● **EXTRACTED DATA**:
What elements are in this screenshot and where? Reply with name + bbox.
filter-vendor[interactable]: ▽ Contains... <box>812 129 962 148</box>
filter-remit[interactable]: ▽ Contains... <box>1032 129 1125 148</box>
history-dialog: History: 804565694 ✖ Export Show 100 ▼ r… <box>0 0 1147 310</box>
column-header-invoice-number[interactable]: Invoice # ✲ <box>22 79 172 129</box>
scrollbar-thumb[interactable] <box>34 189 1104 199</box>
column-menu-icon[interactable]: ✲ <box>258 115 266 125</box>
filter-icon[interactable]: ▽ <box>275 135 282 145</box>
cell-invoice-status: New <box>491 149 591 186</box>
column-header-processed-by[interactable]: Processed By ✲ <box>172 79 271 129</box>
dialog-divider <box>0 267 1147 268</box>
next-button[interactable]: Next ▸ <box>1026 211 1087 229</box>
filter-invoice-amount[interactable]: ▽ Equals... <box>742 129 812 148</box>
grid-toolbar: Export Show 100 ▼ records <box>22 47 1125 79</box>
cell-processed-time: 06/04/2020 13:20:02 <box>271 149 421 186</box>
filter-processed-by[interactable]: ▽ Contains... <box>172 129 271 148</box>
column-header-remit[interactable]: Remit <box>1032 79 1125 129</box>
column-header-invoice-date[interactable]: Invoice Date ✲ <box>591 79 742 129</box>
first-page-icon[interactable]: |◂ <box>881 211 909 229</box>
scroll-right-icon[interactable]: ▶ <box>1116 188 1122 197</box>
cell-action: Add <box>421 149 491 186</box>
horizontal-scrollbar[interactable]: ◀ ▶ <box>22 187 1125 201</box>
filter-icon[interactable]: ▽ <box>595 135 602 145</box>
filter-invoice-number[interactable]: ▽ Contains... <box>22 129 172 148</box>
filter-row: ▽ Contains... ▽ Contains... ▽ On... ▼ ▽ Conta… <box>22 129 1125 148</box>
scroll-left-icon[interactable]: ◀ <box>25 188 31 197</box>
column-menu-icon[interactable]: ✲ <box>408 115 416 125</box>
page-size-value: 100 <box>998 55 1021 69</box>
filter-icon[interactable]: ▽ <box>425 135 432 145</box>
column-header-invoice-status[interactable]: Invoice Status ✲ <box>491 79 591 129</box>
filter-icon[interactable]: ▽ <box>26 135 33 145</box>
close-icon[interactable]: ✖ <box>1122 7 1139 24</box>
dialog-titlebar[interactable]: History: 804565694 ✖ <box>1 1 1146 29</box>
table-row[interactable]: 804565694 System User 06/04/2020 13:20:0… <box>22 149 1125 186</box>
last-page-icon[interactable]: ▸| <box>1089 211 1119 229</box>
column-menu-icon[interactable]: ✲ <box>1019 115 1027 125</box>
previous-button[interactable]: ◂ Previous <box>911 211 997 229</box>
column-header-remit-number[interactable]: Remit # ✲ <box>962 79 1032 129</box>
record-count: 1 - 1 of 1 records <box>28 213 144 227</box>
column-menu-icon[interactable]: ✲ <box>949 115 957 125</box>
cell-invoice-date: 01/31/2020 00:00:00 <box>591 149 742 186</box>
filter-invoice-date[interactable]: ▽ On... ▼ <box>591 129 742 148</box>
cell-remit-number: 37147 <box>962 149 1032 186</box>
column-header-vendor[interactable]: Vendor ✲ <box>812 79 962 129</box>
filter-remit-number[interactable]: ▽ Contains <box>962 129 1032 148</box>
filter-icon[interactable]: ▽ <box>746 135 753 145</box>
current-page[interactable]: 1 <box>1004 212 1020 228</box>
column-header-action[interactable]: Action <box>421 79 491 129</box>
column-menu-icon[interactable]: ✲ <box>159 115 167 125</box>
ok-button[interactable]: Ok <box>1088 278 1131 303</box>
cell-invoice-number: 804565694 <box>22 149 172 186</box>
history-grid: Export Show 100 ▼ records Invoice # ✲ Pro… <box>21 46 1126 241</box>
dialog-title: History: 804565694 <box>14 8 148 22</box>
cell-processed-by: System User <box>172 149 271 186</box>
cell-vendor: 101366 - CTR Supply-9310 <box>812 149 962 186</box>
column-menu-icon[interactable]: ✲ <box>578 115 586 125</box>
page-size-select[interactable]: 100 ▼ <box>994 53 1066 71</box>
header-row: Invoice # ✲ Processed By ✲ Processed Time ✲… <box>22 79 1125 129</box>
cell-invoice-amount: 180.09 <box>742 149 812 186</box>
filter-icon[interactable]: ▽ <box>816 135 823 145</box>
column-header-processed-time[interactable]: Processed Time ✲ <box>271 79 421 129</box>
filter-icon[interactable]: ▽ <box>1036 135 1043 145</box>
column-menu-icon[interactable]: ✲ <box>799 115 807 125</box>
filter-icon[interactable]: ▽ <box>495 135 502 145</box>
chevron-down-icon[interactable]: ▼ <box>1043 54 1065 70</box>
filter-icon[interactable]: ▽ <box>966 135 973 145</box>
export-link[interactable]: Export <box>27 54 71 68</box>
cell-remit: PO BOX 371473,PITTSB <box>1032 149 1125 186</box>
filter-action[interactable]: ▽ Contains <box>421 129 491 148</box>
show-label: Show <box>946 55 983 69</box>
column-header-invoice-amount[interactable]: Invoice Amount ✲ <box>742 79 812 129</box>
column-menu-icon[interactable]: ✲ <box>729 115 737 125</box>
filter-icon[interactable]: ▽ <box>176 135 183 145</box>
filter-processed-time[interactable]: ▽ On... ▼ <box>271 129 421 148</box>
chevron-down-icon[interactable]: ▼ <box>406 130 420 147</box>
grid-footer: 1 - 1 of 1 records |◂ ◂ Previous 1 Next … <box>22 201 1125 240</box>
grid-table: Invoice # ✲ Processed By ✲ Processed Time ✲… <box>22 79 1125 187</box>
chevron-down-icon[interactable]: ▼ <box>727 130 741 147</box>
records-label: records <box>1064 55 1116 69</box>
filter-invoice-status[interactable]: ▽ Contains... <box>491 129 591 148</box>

● **GIVEN REQUEST**: Rename every "chevron-down-icon" in the data above to "dropdown-arrow" and give all the lines again, leaving everything else unchanged.

● **WRITTEN REPLY**:
What elements are in this screenshot and where? Reply with name + bbox.
filter-vendor[interactable]: ▽ Contains... <box>812 129 962 148</box>
filter-remit[interactable]: ▽ Contains... <box>1032 129 1125 148</box>
history-dialog: History: 804565694 ✖ Export Show 100 ▼ r… <box>0 0 1147 310</box>
column-header-invoice-number[interactable]: Invoice # ✲ <box>22 79 172 129</box>
scrollbar-thumb[interactable] <box>34 189 1104 199</box>
column-menu-icon[interactable]: ✲ <box>258 115 266 125</box>
filter-icon[interactable]: ▽ <box>275 135 282 145</box>
cell-invoice-status: New <box>491 149 591 186</box>
column-header-processed-by[interactable]: Processed By ✲ <box>172 79 271 129</box>
dialog-divider <box>0 267 1147 268</box>
next-button[interactable]: Next ▸ <box>1026 211 1087 229</box>
filter-invoice-amount[interactable]: ▽ Equals... <box>742 129 812 148</box>
grid-toolbar: Export Show 100 ▼ records <box>22 47 1125 79</box>
cell-processed-time: 06/04/2020 13:20:02 <box>271 149 421 186</box>
filter-processed-by[interactable]: ▽ Contains... <box>172 129 271 148</box>
column-header-remit[interactable]: Remit <box>1032 79 1125 129</box>
column-header-invoice-date[interactable]: Invoice Date ✲ <box>591 79 742 129</box>
first-page-icon[interactable]: |◂ <box>881 211 909 229</box>
scroll-right-icon[interactable]: ▶ <box>1116 188 1122 197</box>
cell-action: Add <box>421 149 491 186</box>
horizontal-scrollbar[interactable]: ◀ ▶ <box>22 187 1125 201</box>
filter-icon[interactable]: ▽ <box>595 135 602 145</box>
filter-invoice-number[interactable]: ▽ Contains... <box>22 129 172 148</box>
filter-row: ▽ Contains... ▽ Contains... ▽ On... ▼ ▽ Conta… <box>22 129 1125 148</box>
scroll-left-icon[interactable]: ◀ <box>25 188 31 197</box>
column-menu-icon[interactable]: ✲ <box>408 115 416 125</box>
page-size-value: 100 <box>998 55 1021 69</box>
filter-icon[interactable]: ▽ <box>425 135 432 145</box>
column-header-invoice-status[interactable]: Invoice Status ✲ <box>491 79 591 129</box>
filter-icon[interactable]: ▽ <box>26 135 33 145</box>
close-icon[interactable]: ✖ <box>1122 7 1139 24</box>
dialog-titlebar[interactable]: History: 804565694 ✖ <box>1 1 1146 29</box>
table-row[interactable]: 804565694 System User 06/04/2020 13:20:0… <box>22 149 1125 186</box>
last-page-icon[interactable]: ▸| <box>1089 211 1119 229</box>
column-menu-icon[interactable]: ✲ <box>1019 115 1027 125</box>
previous-button[interactable]: ◂ Previous <box>911 211 997 229</box>
column-header-remit-number[interactable]: Remit # ✲ <box>962 79 1032 129</box>
record-count: 1 - 1 of 1 records <box>28 213 144 227</box>
column-menu-icon[interactable]: ✲ <box>949 115 957 125</box>
cell-invoice-date: 01/31/2020 00:00:00 <box>591 149 742 186</box>
filter-invoice-date[interactable]: ▽ On... ▼ <box>591 129 742 148</box>
cell-remit-number: 37147 <box>962 149 1032 186</box>
column-header-vendor[interactable]: Vendor ✲ <box>812 79 962 129</box>
filter-remit-number[interactable]: ▽ Contains <box>962 129 1032 148</box>
filter-icon[interactable]: ▽ <box>746 135 753 145</box>
current-page[interactable]: 1 <box>1004 212 1020 228</box>
column-header-action[interactable]: Action <box>421 79 491 129</box>
column-menu-icon[interactable]: ✲ <box>159 115 167 125</box>
ok-button[interactable]: Ok <box>1088 278 1131 303</box>
cell-invoice-number: 804565694 <box>22 149 172 186</box>
history-grid: Export Show 100 ▼ records Invoice # ✲ Pro… <box>21 46 1126 241</box>
dialog-title: History: 804565694 <box>14 8 148 22</box>
cell-processed-by: System User <box>172 149 271 186</box>
cell-vendor: 101366 - CTR Supply-9310 <box>812 149 962 186</box>
column-menu-icon[interactable]: ✲ <box>578 115 586 125</box>
page-size-select[interactable]: 100 ▼ <box>994 53 1066 71</box>
header-row: Invoice # ✲ Processed By ✲ Processed Time ✲… <box>22 79 1125 129</box>
cell-invoice-amount: 180.09 <box>742 149 812 186</box>
filter-icon[interactable]: ▽ <box>816 135 823 145</box>
column-header-processed-time[interactable]: Processed Time ✲ <box>271 79 421 129</box>
filter-icon[interactable]: ▽ <box>1036 135 1043 145</box>
column-menu-icon[interactable]: ✲ <box>799 115 807 125</box>
filter-icon[interactable]: ▽ <box>495 135 502 145</box>
dropdown-arrow[interactable]: ▼ <box>1043 54 1065 70</box>
filter-icon[interactable]: ▽ <box>966 135 973 145</box>
export-link[interactable]: Export <box>27 54 71 68</box>
cell-remit: PO BOX 371473,PITTSB <box>1032 149 1125 186</box>
filter-action[interactable]: ▽ Contains <box>421 129 491 148</box>
show-label: Show <box>946 55 983 69</box>
column-header-invoice-amount[interactable]: Invoice Amount ✲ <box>742 79 812 129</box>
column-menu-icon[interactable]: ✲ <box>729 115 737 125</box>
filter-icon[interactable]: ▽ <box>176 135 183 145</box>
filter-processed-time[interactable]: ▽ On... ▼ <box>271 129 421 148</box>
dropdown-arrow[interactable]: ▼ <box>406 130 420 147</box>
grid-footer: 1 - 1 of 1 records |◂ ◂ Previous 1 Next … <box>22 201 1125 240</box>
grid-table: Invoice # ✲ Processed By ✲ Processed Time ✲… <box>22 79 1125 187</box>
dropdown-arrow[interactable]: ▼ <box>727 130 741 147</box>
records-label: records <box>1064 55 1116 69</box>
filter-invoice-status[interactable]: ▽ Contains... <box>491 129 591 148</box>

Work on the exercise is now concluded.